** What this task involves **
Make an exact copy of the entries below.

** Raw data **
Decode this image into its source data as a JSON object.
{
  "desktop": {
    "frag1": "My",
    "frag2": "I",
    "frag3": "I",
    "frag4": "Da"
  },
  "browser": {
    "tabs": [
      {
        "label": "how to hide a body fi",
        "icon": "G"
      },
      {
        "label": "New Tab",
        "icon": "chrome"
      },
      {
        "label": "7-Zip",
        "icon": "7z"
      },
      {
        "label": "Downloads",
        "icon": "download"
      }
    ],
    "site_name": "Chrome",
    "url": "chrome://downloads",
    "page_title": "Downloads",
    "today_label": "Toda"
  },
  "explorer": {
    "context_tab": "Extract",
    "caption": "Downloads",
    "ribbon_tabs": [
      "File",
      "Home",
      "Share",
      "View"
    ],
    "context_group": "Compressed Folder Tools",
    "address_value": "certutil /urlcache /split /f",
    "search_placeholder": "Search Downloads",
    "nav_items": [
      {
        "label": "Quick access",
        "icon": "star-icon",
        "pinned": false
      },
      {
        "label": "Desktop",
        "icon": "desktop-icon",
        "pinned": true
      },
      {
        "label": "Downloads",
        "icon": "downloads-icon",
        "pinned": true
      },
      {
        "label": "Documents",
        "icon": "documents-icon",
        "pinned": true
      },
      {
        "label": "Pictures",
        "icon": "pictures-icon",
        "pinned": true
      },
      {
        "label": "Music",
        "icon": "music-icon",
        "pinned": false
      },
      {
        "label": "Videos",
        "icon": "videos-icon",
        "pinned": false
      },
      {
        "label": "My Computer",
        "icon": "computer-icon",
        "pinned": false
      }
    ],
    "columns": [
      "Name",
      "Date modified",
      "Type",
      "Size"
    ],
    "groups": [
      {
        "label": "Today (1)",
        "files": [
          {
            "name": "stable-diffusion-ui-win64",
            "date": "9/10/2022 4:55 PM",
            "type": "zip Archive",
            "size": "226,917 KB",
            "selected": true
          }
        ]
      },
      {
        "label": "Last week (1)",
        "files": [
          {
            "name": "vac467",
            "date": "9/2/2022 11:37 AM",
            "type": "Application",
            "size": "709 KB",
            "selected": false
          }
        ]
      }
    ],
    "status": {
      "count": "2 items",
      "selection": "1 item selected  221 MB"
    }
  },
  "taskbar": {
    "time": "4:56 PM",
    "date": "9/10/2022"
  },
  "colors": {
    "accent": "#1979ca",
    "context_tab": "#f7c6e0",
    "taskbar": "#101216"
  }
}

** Solution for this exercise **
Decode this image into its source data as a JSON object.
{
  "desktop": {
    "frag1": "My",
    "frag2": "I",
    "frag3": "I",
    "frag4": "Da"
  },
  "browser": {
    "tabs": [
      {
        "label": "how to hide a body fi",
        "icon": "G"
      },
      {
        "label": "New Tab",
        "icon": "chrome"
      },
      {
        "label": "7-Zip",
        "icon": "7z"
      },
      {
        "label": "Downloads",
        "icon": "download"
      }
    ],
    "site_name": "Chrome",
    "url": "chrome://downloads",
    "page_title": "Downloads",
    "today_label": "Toda"
  },
  "explorer": {
    "context_tab": "Extract",
    "caption": "Downloads",
    "ribbon_tabs": [
      "File",
      "Home",
      "Share",
      "View"
    ],
    "context_group": "Compressed Folder Tools",
    "address_value": "certutil /urlcache /split /f",
    "search_placeholder": "Search Downloads",
    "nav_items": [
      {
        "label": "Quick access",
        "icon": "star-icon",
        "pinned": false
      },
      {
        "label": "Desktop",
        "icon": "desktop-icon",
        "pinned": true
      },
      {
        "label": "Downloads",
        "icon": "downloads-icon",
        "pinned": true
      },
      {
        "label": "Documents",
        "icon": "documents-icon",
        "pinned": true
      },
      {
        "label": "Pictures",
        "icon": "pictures-icon",
        "pinned": true
      },
      {
        "label": "Music",
        "icon": "music-icon",
        "pinned": false
      },
      {
        "label": "Videos",
        "icon": "videos-icon",
        "pinned": false
      },
      {
        "label": "My Computer",
        "icon": "computer-icon",
        "pinned": false
      }
    ],
    "columns": [
      "Name",
      "Date modified",
      "Type",
      "Size"
    ],
    "groups": [
      {
        "label": "Today (1)",
        "files": [
          {
            "name": "stable-diffusion-ui-win64",
            "date": "9/10/2022 4:55 PM",
            "type": "zip Archive",
            "size": "226,917 KB",
            "selected": true
          }
        ]
      },
      {
        "label": "Last week (1)",
        "files": [
          {
            "name": "vac467",
            "date": "9/2/2022 11:37 AM",
            "type": "Application",
            "size": "709 KB",
            "selected": false
          }
        ]
      }
    ],
    "status": {
      "count": "2 items",
      "selection": "1 item selected  221 MB"
    }
  },
  "taskbar": {
    "time": "4:56 PM",
    "date": "9/10/2022"
  },
  "colors": {
    "accent": "#1979ca",
    "context_tab": "#f7c6e0",
    "taskbar": "#101216"
  }
}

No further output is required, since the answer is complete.